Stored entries

☆ ☆ ☆ ☆ ☆

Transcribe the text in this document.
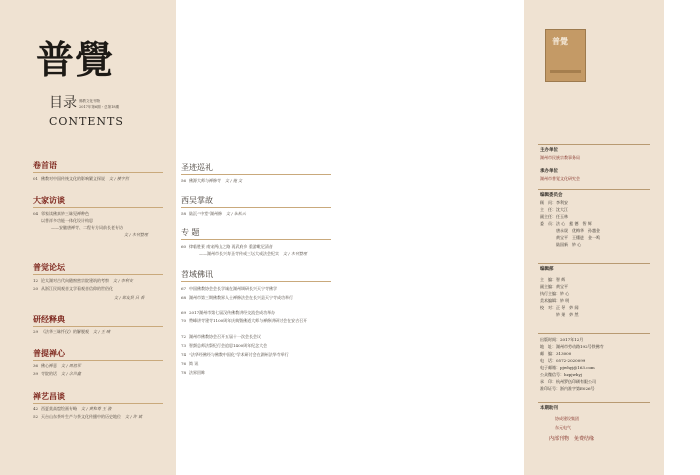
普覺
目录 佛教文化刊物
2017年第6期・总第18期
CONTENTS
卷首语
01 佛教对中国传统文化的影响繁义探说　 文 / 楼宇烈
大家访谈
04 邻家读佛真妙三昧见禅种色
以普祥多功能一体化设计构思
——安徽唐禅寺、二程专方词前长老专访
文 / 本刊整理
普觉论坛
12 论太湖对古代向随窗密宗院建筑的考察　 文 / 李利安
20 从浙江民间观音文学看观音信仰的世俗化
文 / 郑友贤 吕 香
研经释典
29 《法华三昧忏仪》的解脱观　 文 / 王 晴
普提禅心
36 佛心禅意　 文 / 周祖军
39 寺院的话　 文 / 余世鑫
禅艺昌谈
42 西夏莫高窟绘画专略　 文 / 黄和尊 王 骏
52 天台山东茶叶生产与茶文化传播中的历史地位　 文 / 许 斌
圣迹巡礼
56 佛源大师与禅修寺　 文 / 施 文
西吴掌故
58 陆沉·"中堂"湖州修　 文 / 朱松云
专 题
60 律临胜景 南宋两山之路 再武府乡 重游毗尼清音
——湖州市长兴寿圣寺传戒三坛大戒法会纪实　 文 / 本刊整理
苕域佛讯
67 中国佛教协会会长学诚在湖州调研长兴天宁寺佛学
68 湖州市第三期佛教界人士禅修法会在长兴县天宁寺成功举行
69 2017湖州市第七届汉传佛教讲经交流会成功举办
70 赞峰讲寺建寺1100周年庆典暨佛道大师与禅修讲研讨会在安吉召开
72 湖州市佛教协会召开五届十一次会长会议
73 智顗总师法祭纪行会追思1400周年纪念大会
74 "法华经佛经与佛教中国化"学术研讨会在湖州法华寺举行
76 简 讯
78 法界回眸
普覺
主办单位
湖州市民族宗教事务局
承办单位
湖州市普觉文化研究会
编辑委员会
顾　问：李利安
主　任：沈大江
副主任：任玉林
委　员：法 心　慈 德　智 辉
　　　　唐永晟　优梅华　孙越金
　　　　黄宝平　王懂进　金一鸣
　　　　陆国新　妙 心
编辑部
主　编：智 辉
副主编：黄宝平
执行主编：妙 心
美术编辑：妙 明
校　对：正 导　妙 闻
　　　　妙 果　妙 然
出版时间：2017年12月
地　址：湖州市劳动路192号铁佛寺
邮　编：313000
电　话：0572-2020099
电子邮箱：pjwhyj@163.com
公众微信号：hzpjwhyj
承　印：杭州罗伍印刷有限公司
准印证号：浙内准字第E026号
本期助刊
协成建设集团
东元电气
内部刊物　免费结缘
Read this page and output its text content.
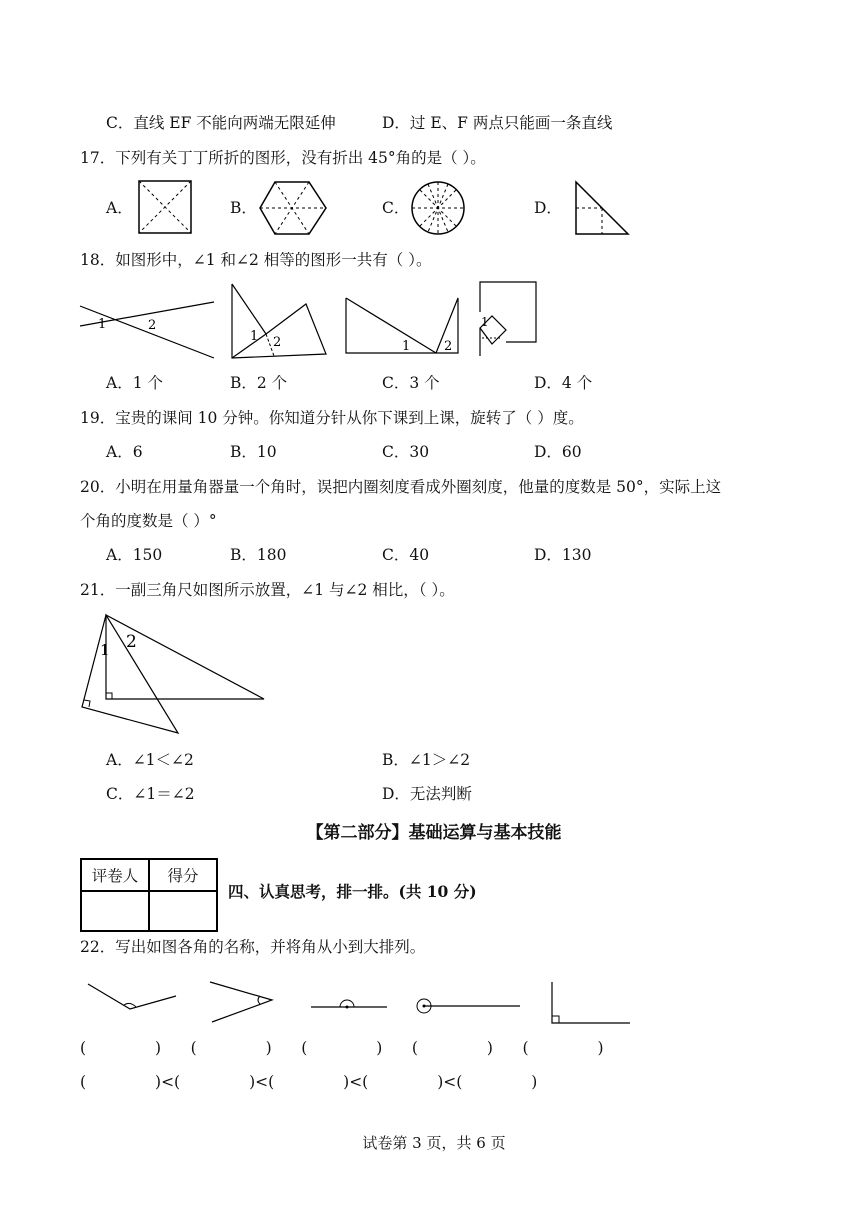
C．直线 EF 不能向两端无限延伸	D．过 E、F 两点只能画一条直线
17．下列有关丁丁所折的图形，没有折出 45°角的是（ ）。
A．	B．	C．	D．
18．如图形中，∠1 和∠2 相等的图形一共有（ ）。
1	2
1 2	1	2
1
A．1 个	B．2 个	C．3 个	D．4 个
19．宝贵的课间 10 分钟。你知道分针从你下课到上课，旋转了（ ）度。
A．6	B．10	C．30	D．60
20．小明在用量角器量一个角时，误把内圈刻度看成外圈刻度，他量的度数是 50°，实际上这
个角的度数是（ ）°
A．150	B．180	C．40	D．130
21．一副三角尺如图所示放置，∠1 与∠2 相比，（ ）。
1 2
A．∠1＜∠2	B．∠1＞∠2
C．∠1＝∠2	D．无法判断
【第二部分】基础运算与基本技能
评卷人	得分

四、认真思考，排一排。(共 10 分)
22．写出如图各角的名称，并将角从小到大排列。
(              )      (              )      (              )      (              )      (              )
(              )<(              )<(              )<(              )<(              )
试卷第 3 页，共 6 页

☆ ☆ ☆ ☆ ☆

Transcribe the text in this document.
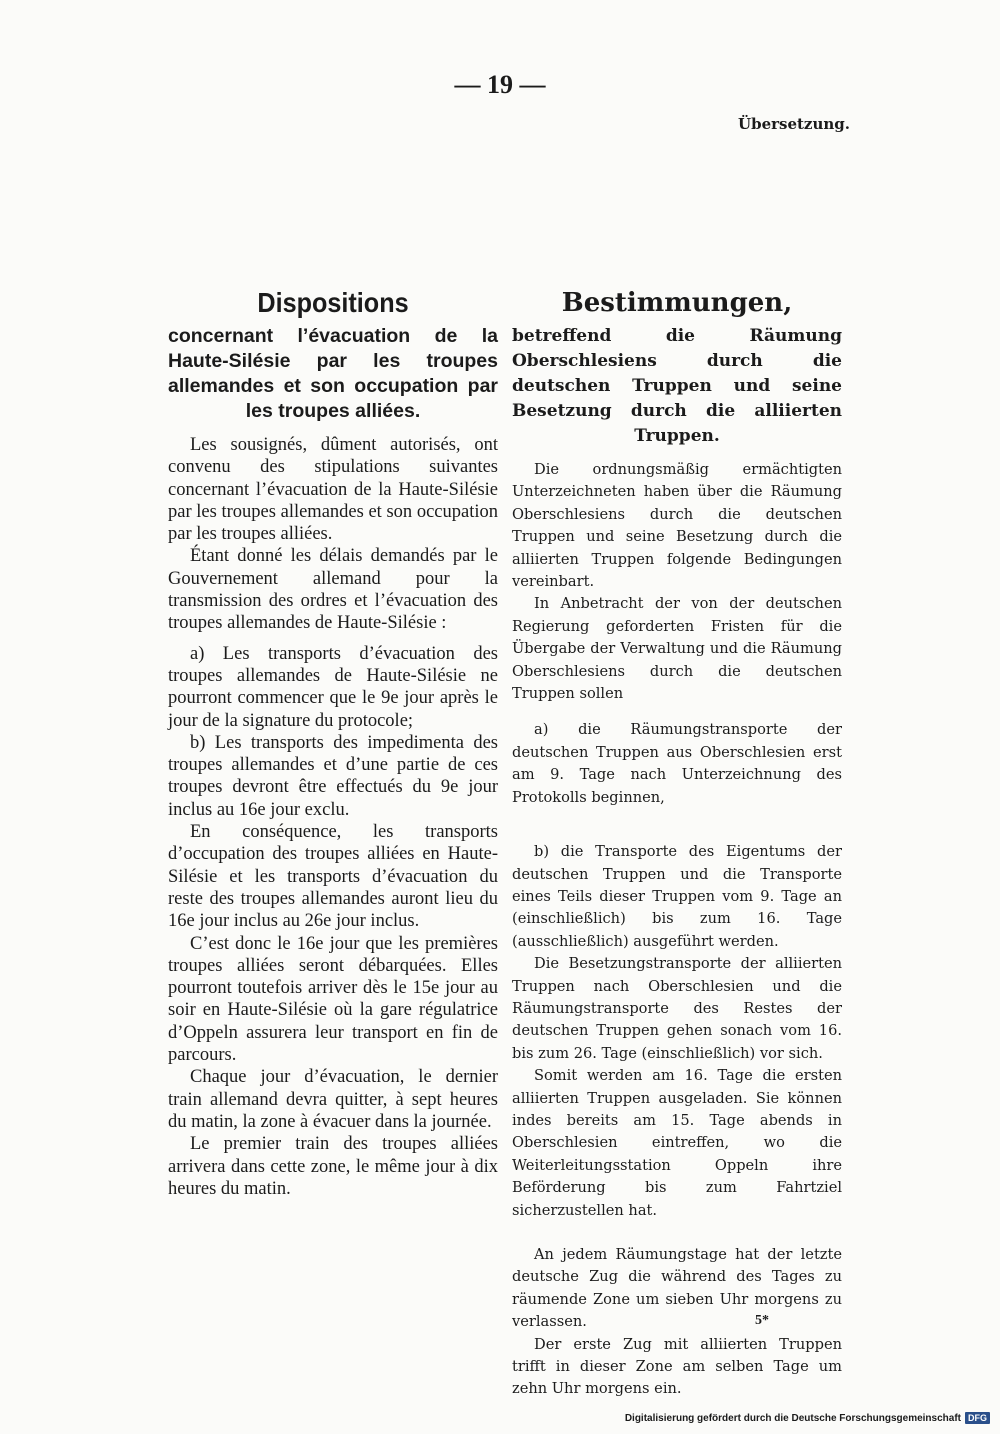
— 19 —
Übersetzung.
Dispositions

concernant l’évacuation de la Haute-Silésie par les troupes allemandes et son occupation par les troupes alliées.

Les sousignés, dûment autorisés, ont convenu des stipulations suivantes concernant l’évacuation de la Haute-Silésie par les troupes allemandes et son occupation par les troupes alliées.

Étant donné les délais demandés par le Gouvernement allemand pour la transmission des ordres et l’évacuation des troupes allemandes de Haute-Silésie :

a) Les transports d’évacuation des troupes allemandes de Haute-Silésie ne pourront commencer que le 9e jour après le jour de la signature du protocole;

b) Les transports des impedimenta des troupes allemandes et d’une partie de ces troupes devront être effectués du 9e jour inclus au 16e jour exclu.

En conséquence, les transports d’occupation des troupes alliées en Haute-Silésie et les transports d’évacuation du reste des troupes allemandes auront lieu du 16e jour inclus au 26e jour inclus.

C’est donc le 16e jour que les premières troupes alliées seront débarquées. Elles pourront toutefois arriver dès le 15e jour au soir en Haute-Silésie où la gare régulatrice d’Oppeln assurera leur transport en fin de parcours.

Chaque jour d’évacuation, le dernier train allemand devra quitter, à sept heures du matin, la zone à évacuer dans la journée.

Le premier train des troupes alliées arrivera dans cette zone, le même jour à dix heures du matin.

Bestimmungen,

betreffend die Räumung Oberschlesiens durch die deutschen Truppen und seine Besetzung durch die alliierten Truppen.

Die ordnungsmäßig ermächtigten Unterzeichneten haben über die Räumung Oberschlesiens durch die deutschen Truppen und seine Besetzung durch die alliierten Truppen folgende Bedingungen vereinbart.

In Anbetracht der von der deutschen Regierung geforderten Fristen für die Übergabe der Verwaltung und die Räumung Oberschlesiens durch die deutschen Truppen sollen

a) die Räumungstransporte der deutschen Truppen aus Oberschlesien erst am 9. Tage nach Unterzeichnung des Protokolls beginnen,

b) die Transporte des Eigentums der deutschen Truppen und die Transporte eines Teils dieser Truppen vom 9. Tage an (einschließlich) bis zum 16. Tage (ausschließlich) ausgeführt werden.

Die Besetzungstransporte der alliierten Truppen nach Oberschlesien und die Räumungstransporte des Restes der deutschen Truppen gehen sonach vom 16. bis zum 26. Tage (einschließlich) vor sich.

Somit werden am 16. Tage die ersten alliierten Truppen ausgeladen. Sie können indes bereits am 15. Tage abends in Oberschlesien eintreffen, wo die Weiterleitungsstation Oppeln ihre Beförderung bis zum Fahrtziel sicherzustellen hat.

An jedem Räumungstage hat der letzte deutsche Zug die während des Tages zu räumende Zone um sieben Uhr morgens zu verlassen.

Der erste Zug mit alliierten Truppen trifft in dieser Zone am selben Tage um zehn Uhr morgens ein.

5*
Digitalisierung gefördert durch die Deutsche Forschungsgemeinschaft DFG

☆ ☆ ☆ ☆ ☆

**REQUEST:** Find the word "dieser" and list each line it appears in.

**RESPONSE TO THIS EXERCISE:**
b) die Transporte des Eigentums der deutschen Truppen und die Transporte eines Teils dieser Truppen vom 9. Tage an (einschließlich) bis zum 16. Tage (ausschließlich) ausgeführt werden.
Der erste Zug mit alliierten Truppen trifft in dieser Zone am selben Tage um zehn Uhr morgens ein.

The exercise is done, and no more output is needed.